> **Short exercise**: Transcribe the records below exactly as they appear, omitting any pictures.

> **Rows**:

----

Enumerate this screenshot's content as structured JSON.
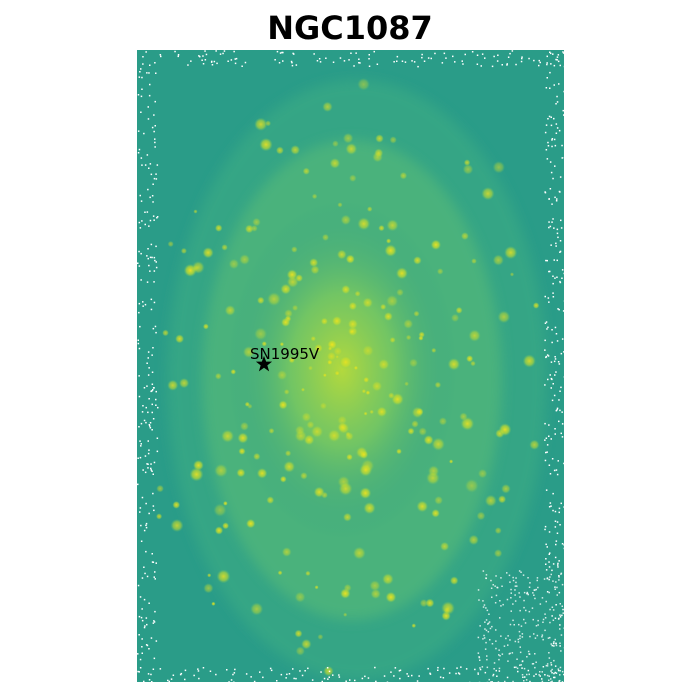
{
  "title": "NGC1087",
  "image": {
    "kind": "galaxy-heatmap",
    "colormap": "viridis",
    "colors": {
      "background": "#2a9c88",
      "mid": "#49b87a",
      "bright": "#c9df2a",
      "peak": "#f4e41e",
      "noise": "#ffffff"
    }
  },
  "annotation": {
    "label": "SN1995V",
    "marker": "star-icon"
  }
}
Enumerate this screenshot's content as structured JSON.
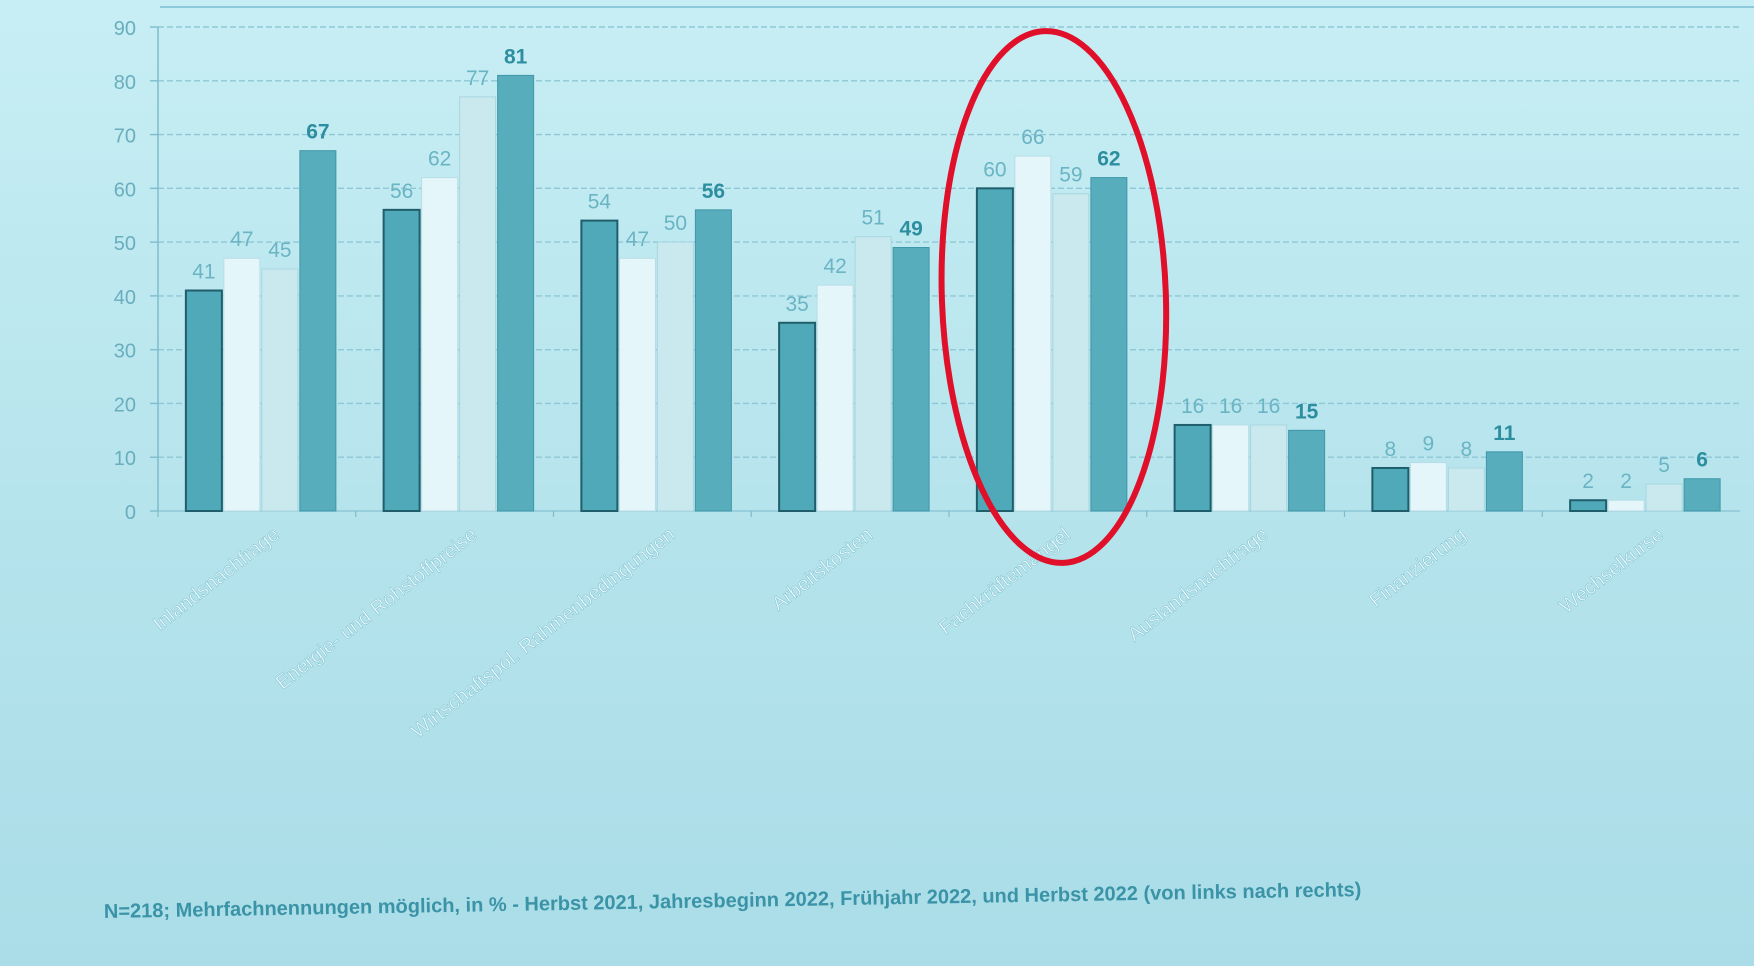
{
  "chart_data": {
    "type": "bar",
    "categories": [
      "Inlandsnachfrage",
      "Energie- und Rohstoffpreise",
      "Wirtschaftspol. Rahmenbedingungen",
      "Arbeitskosten",
      "Fachkräftemangel",
      "Auslandsnachfrage",
      "Finanzierung",
      "Wechselkurse"
    ],
    "series": [
      {
        "values": [
          41,
          56,
          54,
          35,
          60,
          16,
          8,
          2
        ]
      },
      {
        "values": [
          47,
          62,
          47,
          42,
          66,
          16,
          9,
          2
        ]
      },
      {
        "values": [
          45,
          77,
          50,
          51,
          59,
          16,
          8,
          5
        ]
      },
      {
        "values": [
          67,
          81,
          56,
          49,
          62,
          15,
          11,
          6
        ]
      }
    ],
    "ylim": [
      0,
      90
    ],
    "yticks": [
      0,
      10,
      20,
      30,
      40,
      50,
      60,
      70,
      80,
      90
    ],
    "grid": true,
    "highlighted_category": "Fachkräftemangel",
    "colors": {
      "series": [
        "#4fa9b8",
        "#e4f6fa",
        "#c9e9ef",
        "#57adbc"
      ],
      "label_light": "#6ab4c3",
      "label_bold": "#2d8ea0",
      "highlight": "#e0102a"
    }
  },
  "footnote": "N=218; Mehrfachnennungen möglich, in % - Herbst 2021, Jahresbeginn 2022, Frühjahr 2022,  und  Herbst 2022    (von links nach rechts)"
}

----

> **Output of the exercise**:
Enumerate this screenshot's content as structured JSON.
{
  "title": "NGC1087",
  "image": {
    "kind": "galaxy-heatmap",
    "colormap": "viridis",
    "colors": {
      "background": "#2a9c88",
      "mid": "#49b87a",
      "bright": "#c9df2a",
      "peak": "#f4e41e",
      "noise": "#ffffff"
    }
  },
  "annotation": {
    "label": "SN1995V",
    "marker": "star-icon"
  }
}
Enumerate this screenshot's content as structured JSON.
{
  "chart_data": {
    "type": "bar",
    "categories": [
      "Inlandsnachfrage",
      "Energie- und Rohstoffpreise",
      "Wirtschaftspol. Rahmenbedingungen",
      "Arbeitskosten",
      "Fachkräftemangel",
      "Auslandsnachfrage",
      "Finanzierung",
      "Wechselkurse"
    ],
    "series": [
      {
        "values": [
          41,
          56,
          54,
          35,
          60,
          16,
          8,
          2
        ]
      },
      {
        "values": [
          47,
          62,
          47,
          42,
          66,
          16,
          9,
          2
        ]
      },
      {
        "values": [
          45,
          77,
          50,
          51,
          59,
          16,
          8,
          5
        ]
      },
      {
        "values": [
          67,
          81,
          56,
          49,
          62,
          15,
          11,
          6
        ]
      }
    ],
    "ylim": [
      0,
      90
    ],
    "yticks": [
      0,
      10,
      20,
      30,
      40,
      50,
      60,
      70,
      80,
      90
    ],
    "grid": true,
    "highlighted_category": "Fachkräftemangel",
    "colors": {
      "series": [
        "#4fa9b8",
        "#e4f6fa",
        "#c9e9ef",
        "#57adbc"
      ],
      "label_light": "#6ab4c3",
      "label_bold": "#2d8ea0",
      "highlight": "#e0102a"
    }
  },
  "footnote": "N=218; Mehrfachnennungen möglich, in % - Herbst 2021, Jahresbeginn 2022, Frühjahr 2022,  und  Herbst 2022    (von links nach rechts)"
}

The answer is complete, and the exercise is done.